### Records for this exercise

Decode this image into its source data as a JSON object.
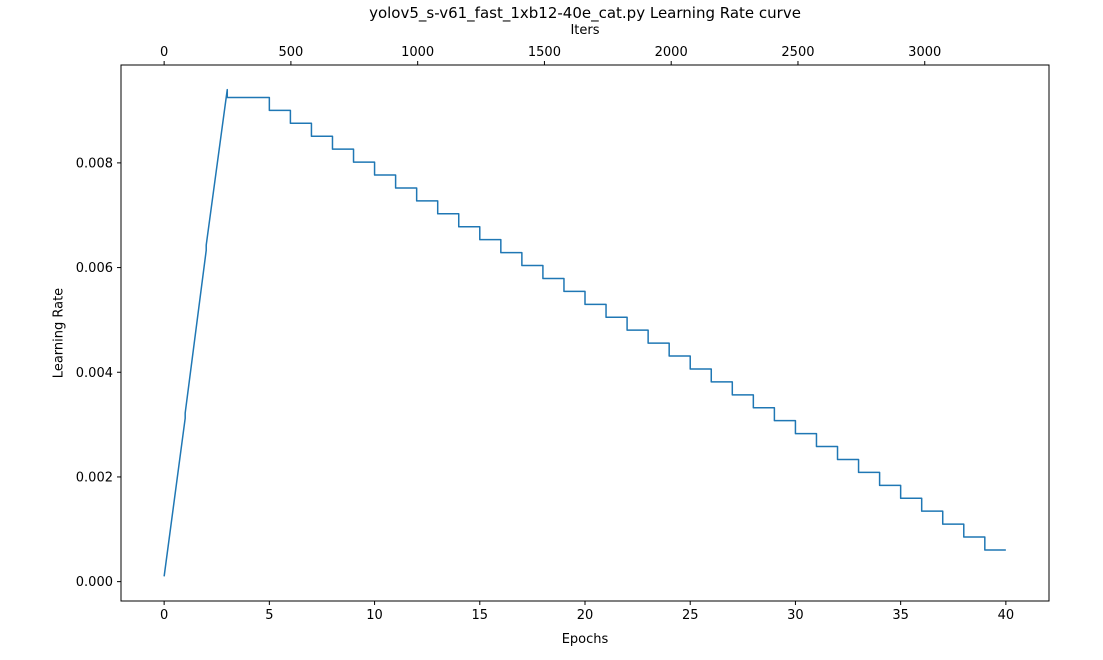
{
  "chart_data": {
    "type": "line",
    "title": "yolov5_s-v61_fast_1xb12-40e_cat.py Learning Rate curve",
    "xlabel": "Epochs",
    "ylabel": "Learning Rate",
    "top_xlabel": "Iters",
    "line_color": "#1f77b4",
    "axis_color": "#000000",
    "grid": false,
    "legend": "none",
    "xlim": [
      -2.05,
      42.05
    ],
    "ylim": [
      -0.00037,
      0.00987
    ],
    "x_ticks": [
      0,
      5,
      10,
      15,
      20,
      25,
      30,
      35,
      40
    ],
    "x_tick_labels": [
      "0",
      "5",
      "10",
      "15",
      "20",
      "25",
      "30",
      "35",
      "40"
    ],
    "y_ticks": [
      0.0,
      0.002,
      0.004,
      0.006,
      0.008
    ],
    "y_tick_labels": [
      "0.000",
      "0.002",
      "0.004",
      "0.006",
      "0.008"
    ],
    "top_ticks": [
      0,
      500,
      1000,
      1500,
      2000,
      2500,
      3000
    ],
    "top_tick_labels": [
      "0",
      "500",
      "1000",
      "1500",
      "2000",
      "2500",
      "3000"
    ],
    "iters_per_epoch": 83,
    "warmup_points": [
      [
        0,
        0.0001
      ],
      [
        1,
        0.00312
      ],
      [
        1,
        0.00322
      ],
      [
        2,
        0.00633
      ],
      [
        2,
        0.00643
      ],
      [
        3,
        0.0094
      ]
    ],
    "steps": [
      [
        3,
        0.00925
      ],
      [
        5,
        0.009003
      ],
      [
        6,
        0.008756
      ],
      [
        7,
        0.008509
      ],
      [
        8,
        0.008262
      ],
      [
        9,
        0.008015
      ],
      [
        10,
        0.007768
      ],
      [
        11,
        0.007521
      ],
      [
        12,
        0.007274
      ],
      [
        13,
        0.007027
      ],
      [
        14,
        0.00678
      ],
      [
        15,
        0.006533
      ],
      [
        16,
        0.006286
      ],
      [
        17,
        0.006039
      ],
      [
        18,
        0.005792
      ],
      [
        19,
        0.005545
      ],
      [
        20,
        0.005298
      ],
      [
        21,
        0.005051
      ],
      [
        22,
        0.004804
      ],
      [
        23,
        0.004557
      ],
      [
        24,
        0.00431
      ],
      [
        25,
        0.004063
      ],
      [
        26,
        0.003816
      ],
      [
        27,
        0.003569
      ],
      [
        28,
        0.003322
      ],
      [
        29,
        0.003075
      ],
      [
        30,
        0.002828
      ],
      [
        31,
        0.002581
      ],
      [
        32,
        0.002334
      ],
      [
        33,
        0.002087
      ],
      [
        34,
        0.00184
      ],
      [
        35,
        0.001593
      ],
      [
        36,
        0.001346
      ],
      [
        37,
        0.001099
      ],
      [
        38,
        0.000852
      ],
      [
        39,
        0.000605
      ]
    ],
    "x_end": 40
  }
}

### Problem statement
Copy each line of the listing that contains the string "Learning".

### Exercise output
    "title": "yolov5_s-v61_fast_1xb12-40e_cat.py Learning Rate curve",
    "ylabel": "Learning Rate",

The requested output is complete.